[BEGIN Data provided]

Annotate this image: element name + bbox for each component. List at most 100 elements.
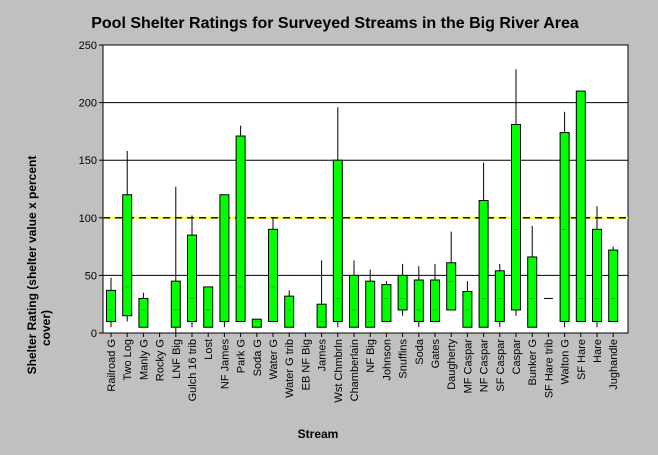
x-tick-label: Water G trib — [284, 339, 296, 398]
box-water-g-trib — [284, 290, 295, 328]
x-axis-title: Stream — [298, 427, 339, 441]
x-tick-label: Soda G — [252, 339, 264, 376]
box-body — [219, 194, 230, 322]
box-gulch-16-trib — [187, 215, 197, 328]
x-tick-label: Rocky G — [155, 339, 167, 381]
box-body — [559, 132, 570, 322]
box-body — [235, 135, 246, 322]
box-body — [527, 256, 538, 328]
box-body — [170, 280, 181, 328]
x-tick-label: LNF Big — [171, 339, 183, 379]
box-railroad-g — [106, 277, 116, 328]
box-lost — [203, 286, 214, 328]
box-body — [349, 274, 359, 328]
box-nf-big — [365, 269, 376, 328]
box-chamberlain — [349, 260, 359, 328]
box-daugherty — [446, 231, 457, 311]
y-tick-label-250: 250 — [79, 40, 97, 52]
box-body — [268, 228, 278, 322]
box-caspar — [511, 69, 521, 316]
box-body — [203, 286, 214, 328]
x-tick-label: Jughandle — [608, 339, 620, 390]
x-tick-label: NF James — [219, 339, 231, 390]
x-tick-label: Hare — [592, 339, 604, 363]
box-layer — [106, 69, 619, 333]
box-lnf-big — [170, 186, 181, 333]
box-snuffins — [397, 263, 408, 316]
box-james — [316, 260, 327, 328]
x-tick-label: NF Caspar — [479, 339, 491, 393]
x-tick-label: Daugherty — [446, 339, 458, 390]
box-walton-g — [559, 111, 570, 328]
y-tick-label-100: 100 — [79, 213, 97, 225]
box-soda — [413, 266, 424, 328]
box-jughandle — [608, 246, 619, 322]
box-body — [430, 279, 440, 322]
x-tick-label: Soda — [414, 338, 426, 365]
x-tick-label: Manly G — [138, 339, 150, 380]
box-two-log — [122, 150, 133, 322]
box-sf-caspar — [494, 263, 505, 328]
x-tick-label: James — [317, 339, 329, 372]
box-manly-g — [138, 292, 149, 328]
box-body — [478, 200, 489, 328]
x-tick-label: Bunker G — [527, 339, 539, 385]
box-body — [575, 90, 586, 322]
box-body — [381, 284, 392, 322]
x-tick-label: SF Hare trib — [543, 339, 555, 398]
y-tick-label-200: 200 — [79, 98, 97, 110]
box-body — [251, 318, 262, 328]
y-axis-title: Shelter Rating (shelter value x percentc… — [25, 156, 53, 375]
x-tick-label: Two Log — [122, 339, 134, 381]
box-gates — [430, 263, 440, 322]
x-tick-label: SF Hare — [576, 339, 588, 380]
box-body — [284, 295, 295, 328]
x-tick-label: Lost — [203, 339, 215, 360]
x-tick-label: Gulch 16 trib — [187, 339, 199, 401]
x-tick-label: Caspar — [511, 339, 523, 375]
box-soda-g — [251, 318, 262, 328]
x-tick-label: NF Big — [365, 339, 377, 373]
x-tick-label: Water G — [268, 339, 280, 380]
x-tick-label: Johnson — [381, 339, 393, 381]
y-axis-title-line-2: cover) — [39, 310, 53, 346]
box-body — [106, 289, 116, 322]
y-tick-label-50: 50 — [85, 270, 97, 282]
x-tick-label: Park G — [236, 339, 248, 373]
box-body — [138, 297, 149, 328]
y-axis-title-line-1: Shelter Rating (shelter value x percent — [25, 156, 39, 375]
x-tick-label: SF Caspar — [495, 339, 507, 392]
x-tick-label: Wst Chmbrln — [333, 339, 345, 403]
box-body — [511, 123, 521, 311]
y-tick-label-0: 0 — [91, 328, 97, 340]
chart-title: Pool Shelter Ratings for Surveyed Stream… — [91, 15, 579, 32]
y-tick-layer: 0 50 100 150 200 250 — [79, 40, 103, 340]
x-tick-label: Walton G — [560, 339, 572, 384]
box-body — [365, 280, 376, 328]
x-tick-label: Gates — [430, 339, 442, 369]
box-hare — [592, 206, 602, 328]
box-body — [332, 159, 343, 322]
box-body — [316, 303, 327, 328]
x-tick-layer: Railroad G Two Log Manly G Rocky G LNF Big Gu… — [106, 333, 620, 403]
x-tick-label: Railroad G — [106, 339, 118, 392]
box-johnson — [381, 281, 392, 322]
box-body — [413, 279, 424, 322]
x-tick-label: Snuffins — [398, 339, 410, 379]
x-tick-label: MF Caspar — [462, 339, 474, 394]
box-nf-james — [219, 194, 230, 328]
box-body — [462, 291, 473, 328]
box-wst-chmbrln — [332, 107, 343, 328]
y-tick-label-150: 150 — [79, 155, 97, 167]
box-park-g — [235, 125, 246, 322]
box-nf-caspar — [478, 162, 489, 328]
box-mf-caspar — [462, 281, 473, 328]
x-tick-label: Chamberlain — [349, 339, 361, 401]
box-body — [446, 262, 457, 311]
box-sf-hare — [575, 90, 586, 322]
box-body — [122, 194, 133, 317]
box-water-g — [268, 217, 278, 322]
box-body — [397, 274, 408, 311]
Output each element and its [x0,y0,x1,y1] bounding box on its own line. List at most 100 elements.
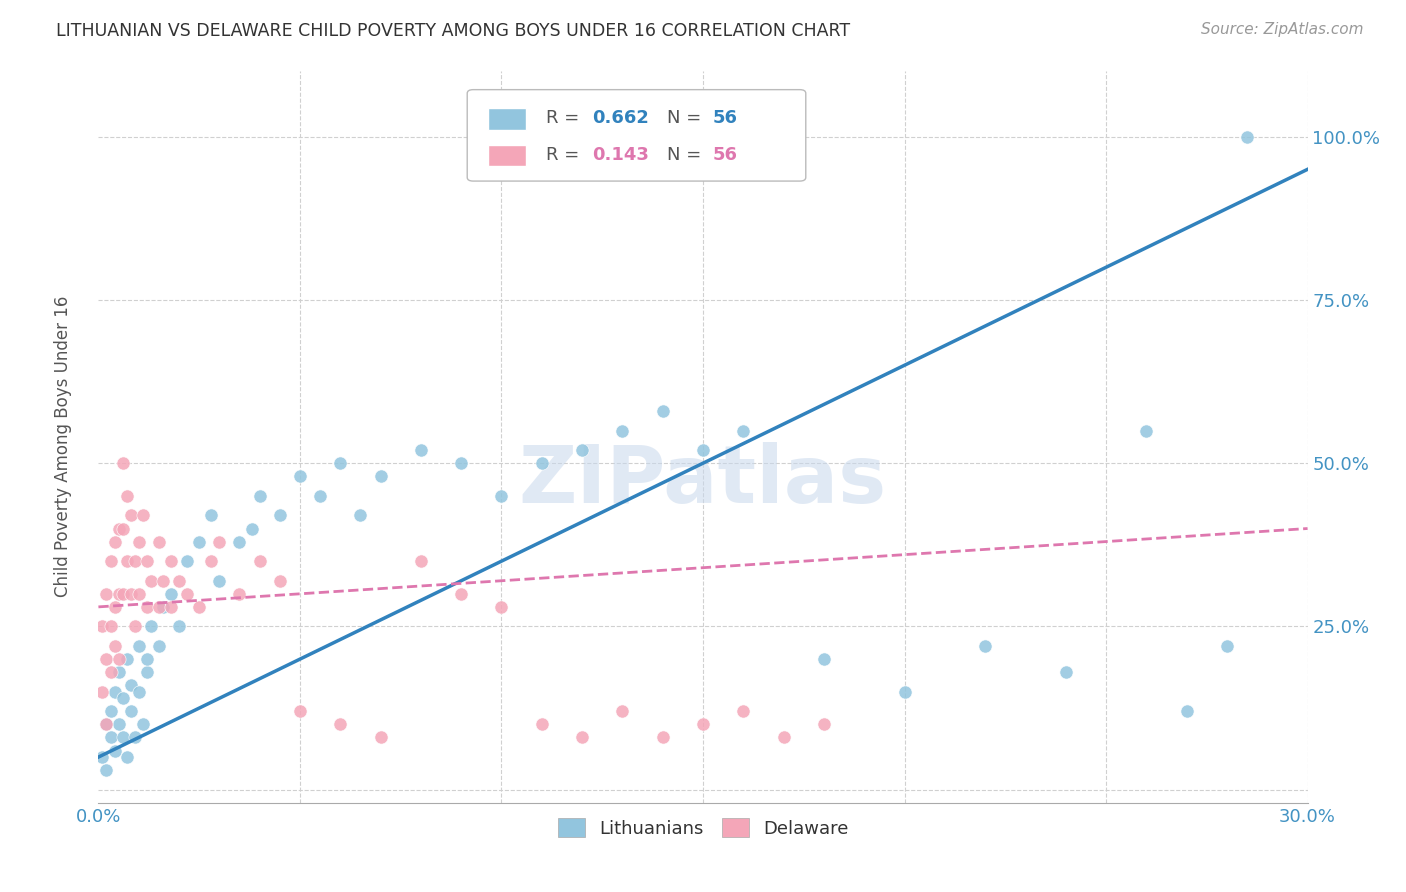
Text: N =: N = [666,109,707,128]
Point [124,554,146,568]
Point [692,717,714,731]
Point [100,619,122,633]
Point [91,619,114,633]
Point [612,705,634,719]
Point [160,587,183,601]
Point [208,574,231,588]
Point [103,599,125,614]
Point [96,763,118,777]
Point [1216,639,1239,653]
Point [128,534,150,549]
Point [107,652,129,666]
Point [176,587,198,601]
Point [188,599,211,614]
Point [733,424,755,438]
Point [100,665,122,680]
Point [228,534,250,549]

[END Data provided]

■ What you have to do ■
Reproduce every line of the records above word for word, omitting the pictures.

■ Solution ■
Annotate this image: element name + bbox for each component. List at most 100 elements.
x-tick-label: Water G trib — [284, 339, 296, 398]
box-water-g-trib — [284, 290, 295, 328]
x-axis-title: Stream — [298, 427, 339, 441]
x-tick-label: Soda G — [252, 339, 264, 376]
box-body — [219, 194, 230, 322]
box-gulch-16-trib — [187, 215, 197, 328]
x-tick-label: Rocky G — [155, 339, 167, 381]
box-body — [559, 132, 570, 322]
box-body — [235, 135, 246, 322]
box-body — [527, 256, 538, 328]
box-body — [170, 280, 181, 328]
x-tick-label: LNF Big — [171, 339, 183, 379]
box-railroad-g — [106, 277, 116, 328]
box-lost — [203, 286, 214, 328]
box-body — [349, 274, 359, 328]
box-nf-big — [365, 269, 376, 328]
box-chamberlain — [349, 260, 359, 328]
box-daugherty — [446, 231, 457, 311]
y-tick-label-250: 250 — [79, 40, 97, 52]
box-body — [268, 228, 278, 322]
box-caspar — [511, 69, 521, 316]
box-body — [203, 286, 214, 328]
x-tick-label: Jughandle — [608, 339, 620, 390]
x-tick-label: NF James — [219, 339, 231, 390]
x-tick-label: Hare — [592, 339, 604, 363]
box-layer — [106, 69, 619, 333]
box-lnf-big — [170, 186, 181, 333]
box-snuffins — [397, 263, 408, 316]
box-james — [316, 260, 327, 328]
x-tick-label: NF Caspar — [479, 339, 491, 393]
x-tick-label: Daugherty — [446, 339, 458, 390]
box-walton-g — [559, 111, 570, 328]
y-tick-label-100: 100 — [79, 213, 97, 225]
box-soda — [413, 266, 424, 328]
box-jughandle — [608, 246, 619, 322]
box-body — [430, 279, 440, 322]
x-tick-label: Soda — [414, 338, 426, 365]
x-tick-label: Manly G — [138, 339, 150, 380]
box-two-log — [122, 150, 133, 322]
box-sf-caspar — [494, 263, 505, 328]
x-tick-label: James — [317, 339, 329, 372]
box-manly-g — [138, 292, 149, 328]
box-body — [478, 200, 489, 328]
x-tick-label: Bunker G — [527, 339, 539, 385]
box-body — [575, 90, 586, 322]
box-body — [381, 284, 392, 322]
x-tick-label: SF Hare trib — [543, 339, 555, 398]
y-tick-label-200: 200 — [79, 98, 97, 110]
box-body — [251, 318, 262, 328]
y-axis-title: Shelter Rating (shelter value x percentc… — [25, 156, 53, 375]
x-tick-label: Two Log — [122, 339, 134, 381]
box-gates — [430, 263, 440, 322]
x-tick-label: SF Hare — [576, 339, 588, 380]
box-body — [284, 295, 295, 328]
x-tick-label: Lost — [203, 339, 215, 360]
x-tick-label: Gulch 16 trib — [187, 339, 199, 401]
x-tick-label: Caspar — [511, 339, 523, 375]
box-soda-g — [251, 318, 262, 328]
x-tick-label: NF Big — [365, 339, 377, 373]
x-tick-label: Water G — [268, 339, 280, 380]
x-tick-label: Johnson — [381, 339, 393, 381]
y-axis-title-line-2: cover) — [39, 310, 53, 346]
box-body — [106, 289, 116, 322]
y-tick-label-50: 50 — [85, 270, 97, 282]
x-tick-label: Park G — [236, 339, 248, 373]
box-body — [138, 297, 149, 328]
y-axis-title-line-1: Shelter Rating (shelter value x percent — [25, 156, 39, 375]
x-tick-label: SF Caspar — [495, 339, 507, 392]
x-tick-label: Wst Chmbrln — [333, 339, 345, 403]
box-body — [511, 123, 521, 311]
y-tick-label-0: 0 — [91, 328, 97, 340]
chart-title: Pool Shelter Ratings for Surveyed Stream… — [91, 15, 579, 32]
y-tick-layer: 0 50 100 150 200 250 — [79, 40, 103, 340]
x-tick-label: Walton G — [560, 339, 572, 384]
box-body — [365, 280, 376, 328]
x-tick-label: Gates — [430, 339, 442, 369]
box-hare — [592, 206, 602, 328]
box-body — [332, 159, 343, 322]
box-body — [316, 303, 327, 328]
x-tick-layer: Railroad G Two Log Manly G Rocky G LNF Big Gu… — [106, 333, 620, 403]
x-tick-label: Railroad G — [106, 339, 118, 392]
box-johnson — [381, 281, 392, 322]
box-body — [413, 279, 424, 322]
x-tick-label: Snuffins — [398, 339, 410, 379]
x-tick-label: MF Caspar — [462, 339, 474, 394]
box-nf-james — [219, 194, 230, 328]
box-body — [462, 291, 473, 328]
box-wst-chmbrln — [332, 107, 343, 328]
y-tick-label-150: 150 — [79, 155, 97, 167]
box-park-g — [235, 125, 246, 322]
box-nf-caspar — [478, 162, 489, 328]
box-mf-caspar — [462, 281, 473, 328]
x-tick-label: Chamberlain — [349, 339, 361, 401]
box-body — [446, 262, 457, 311]
box-sf-hare — [575, 90, 586, 322]
box-body — [122, 194, 133, 317]
box-water-g — [268, 217, 278, 322]
box-body — [397, 274, 408, 311]
Output each element and its [x0,y0,x1,y1] bounding box on its own line. List at most 100 elements.
Text: N =: N = [666,109,707,128]
Point [124,554,146,568]
Point [692,717,714,731]
Point [100,619,122,633]
Point [91,619,114,633]
Point [612,705,634,719]
Point [160,587,183,601]
Point [208,574,231,588]
Point [103,599,125,614]
Point [96,763,118,777]
Point [1216,639,1239,653]
Point [128,534,150,549]
Point [107,652,129,666]
Point [176,587,198,601]
Point [188,599,211,614]
Point [733,424,755,438]
Point [100,665,122,680]
Point [228,534,250,549]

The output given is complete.